Extracto de la página
_ _ _ _ _

Cenando con un amigo periodista y una profesora, descubrí que ambos frecuentaron los mismos liceos, que en Italia llaman clásicos. Allí se aprende y enseña, aun en estos años y con fervor, el latín y griego antiguo y así ambos hablaban acerca de sus experiencias y de las contra versiones (que es el modo en que se referían las traducciones del italiano a estas lenguas ya en desuso).

Siempre me han interesado las lenguas y escuchándolos pude confirmar que sus estudios lingüísticos eran principalmente gramaticales y con poca práctica y es también lo que caracteriza, en modo generalizado, el aprendizaje de lenguas modernas como el inglés, francés, alemán, español entre muchas otras. Una observación paradojal, que podría explicar, en parte, el hecho que años de estudios formales de estas lenguas no se transformen en habilidad para hablar con fluidez otros idiomas.

_ _ _ _ _

Objetivo del ejercicio
Indica, por favor, si cada afirmación concuerda con el texto de arriba sobre el aprendizaje de lenguas, con un sí o un no y la cita literal de las palabras que lo deciden. (a) El amigo periodista y la profesora asistieron a los mismos liceos. (b) En esos liceos ya no se enseñan el latín ni el griego antiguo. (c) Los estudios lingüísticos de ambos eran sobre todo prácticos.

_ _ _ _ _

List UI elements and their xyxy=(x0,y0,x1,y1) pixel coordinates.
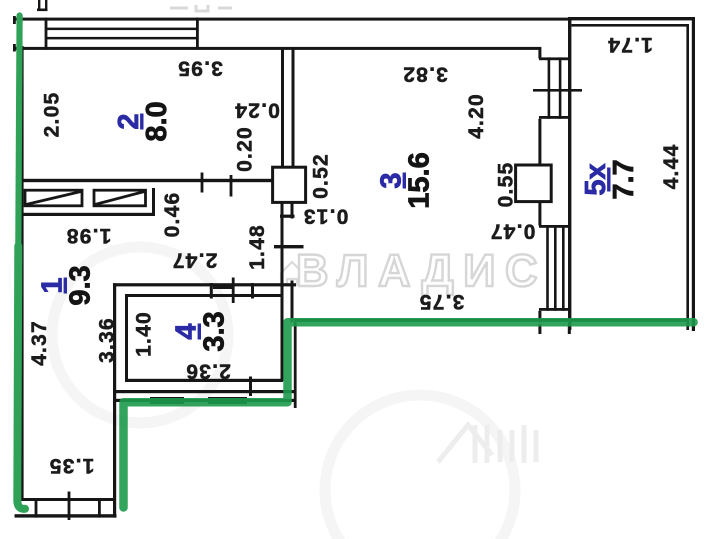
svg-text:3.82: 3.82 xyxy=(402,63,448,86)
room2 label xyxy=(113,101,173,141)
svg-text:1.98: 1.98 xyxy=(66,224,112,247)
square S2 vent xyxy=(516,165,552,202)
niche window top xyxy=(20,498,116,501)
niche window divider 3 xyxy=(98,498,101,518)
flat bottom wall left part under green xyxy=(116,399,295,402)
room3 label xyxy=(376,152,436,208)
window RW1 vertical b xyxy=(559,57,562,118)
faint gray marks top xyxy=(170,5,232,11)
svg-text:3.75: 3.75 xyxy=(419,290,465,313)
tick 1.48 xyxy=(274,245,304,248)
closet C1 xyxy=(25,190,82,206)
svg-text:15.6: 15.6 xyxy=(404,152,436,208)
svg-text:ВЛАДИС: ВЛАДИС xyxy=(296,245,547,296)
room4 label xyxy=(171,311,231,351)
room4 door leaf bar xyxy=(213,285,233,289)
right wall inner segment S2-window2 xyxy=(538,202,541,226)
interior wall lineA lower xyxy=(281,202,284,381)
room4 bottom tick xyxy=(249,377,252,397)
tick 0.13 xyxy=(280,215,295,218)
window RW2 top cap xyxy=(539,225,571,228)
tick top-left end upper xyxy=(13,16,16,24)
room4 door jamb right xyxy=(251,283,254,299)
wall room1/room2 xyxy=(22,179,273,182)
window RW1 top cap xyxy=(539,57,571,60)
room4 door jamb left xyxy=(210,283,213,299)
interior wall lineB upper xyxy=(292,49,295,168)
svg-text:0.13: 0.13 xyxy=(303,205,349,228)
niche window divider 1 xyxy=(35,498,38,518)
loggia top inner xyxy=(572,24,689,27)
tick top-left end lower xyxy=(13,44,16,52)
svg-text:4.37: 4.37 xyxy=(28,320,51,366)
green highlight path bottom xyxy=(124,322,694,507)
window RW1 bottom cap xyxy=(539,116,571,119)
svg-text:1.40: 1.40 xyxy=(133,311,156,357)
svg-text:3.95: 3.95 xyxy=(177,57,223,80)
window W1 right cap xyxy=(196,18,199,50)
svg-text:9.3: 9.3 xyxy=(65,265,97,305)
wall left xyxy=(21,46,24,500)
svg-text:1.74: 1.74 xyxy=(607,33,653,56)
svg-text:0.20: 0.20 xyxy=(234,126,257,172)
svg-text:4.20: 4.20 xyxy=(465,93,488,139)
room5 label xyxy=(580,159,640,199)
svg-text:0.55: 0.55 xyxy=(495,162,518,208)
closet C2 xyxy=(94,190,146,206)
svg-text:0.47: 0.47 xyxy=(490,220,536,243)
svg-text:3.36: 3.36 xyxy=(96,317,119,363)
room4 inner bottom xyxy=(125,379,283,382)
right wall inner stub below green xyxy=(538,324,541,334)
room4 top cross tick xyxy=(232,278,235,304)
tick crossing window RW1 xyxy=(533,89,582,92)
svg-text:7.7: 7.7 xyxy=(608,159,640,199)
window RW2 bottom cap xyxy=(539,308,571,311)
window RW2 vertical b xyxy=(554,225,557,311)
right wall inner segment window1-S2 xyxy=(538,119,541,166)
right wall inner segment below window2 xyxy=(538,311,541,323)
svg-text:1.48: 1.48 xyxy=(246,224,269,270)
loggia left wall stub below green xyxy=(568,324,571,334)
svg-text:0.52: 0.52 xyxy=(310,153,333,199)
closet block bottom xyxy=(21,213,155,216)
room4 inner top xyxy=(125,294,283,297)
room3 bottom wall xyxy=(294,319,689,322)
loggia right outer xyxy=(692,17,695,331)
niche window bottom xyxy=(15,514,117,517)
loggia right inner xyxy=(686,24,689,330)
watermark house icon xyxy=(281,262,303,285)
faint avito watermark blobs xyxy=(52,247,515,539)
svg-text:2.47: 2.47 xyxy=(172,249,218,272)
window RW1 vertical a xyxy=(548,57,551,118)
window RW2 vertical a xyxy=(546,225,549,311)
window W1 left cap xyxy=(45,18,48,50)
svg-text:3.3: 3.3 xyxy=(199,311,231,351)
tick on wall at x201 xyxy=(201,173,204,193)
interior wall lineB below square xyxy=(291,202,294,219)
room4 outer top xyxy=(113,283,296,286)
svg-text:1.35: 1.35 xyxy=(49,454,95,477)
loggia left wall xyxy=(568,17,571,330)
room4 outer bottom xyxy=(113,390,296,393)
wall top inner xyxy=(14,47,541,50)
interior wall lower stub to bottom xyxy=(294,322,297,408)
svg-text:0.24: 0.24 xyxy=(234,99,280,122)
window W1 line3 xyxy=(46,37,198,40)
svg-text:8.0: 8.0 xyxy=(141,101,173,141)
room4 outer left / niche right wall xyxy=(113,283,116,517)
room1 label xyxy=(37,265,97,305)
svg-text:0.46: 0.46 xyxy=(161,192,184,238)
interior wall lineA upper xyxy=(281,49,284,168)
wall top outer xyxy=(13,18,570,21)
window RW2 vertical c xyxy=(562,225,565,311)
room4 inner left xyxy=(125,294,128,382)
interior wall lineB door jamb lower xyxy=(291,281,294,323)
staple mark top-left xyxy=(38,0,40,11)
niche window divider 2 long tick xyxy=(68,492,71,521)
svg-text:2.05: 2.05 xyxy=(41,92,64,138)
window W1 line2 xyxy=(46,28,198,31)
right wall inner segment above window1 xyxy=(538,47,541,59)
green highlight line left xyxy=(18,16,19,251)
closet block right wall xyxy=(152,188,155,216)
svg-text:2.36: 2.36 xyxy=(185,360,231,383)
tick on wall at x230 xyxy=(230,175,233,197)
square S1 vent xyxy=(273,167,306,202)
svg-text:4.44: 4.44 xyxy=(660,144,683,190)
loggia top outer xyxy=(568,17,695,20)
faint watermark cluster bottom right xyxy=(438,425,536,463)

_ _ _ _ _

Respuesta al problema
(a) Sí: «ambos frecuentaron los mismos liceos».
(b) No: «Allí se aprende y enseña, aun en estos años y con fervor, el latín y griego antiguo».
(c) No: «sus estudios lingüísticos eran principalmente gramaticales y con poca práctica».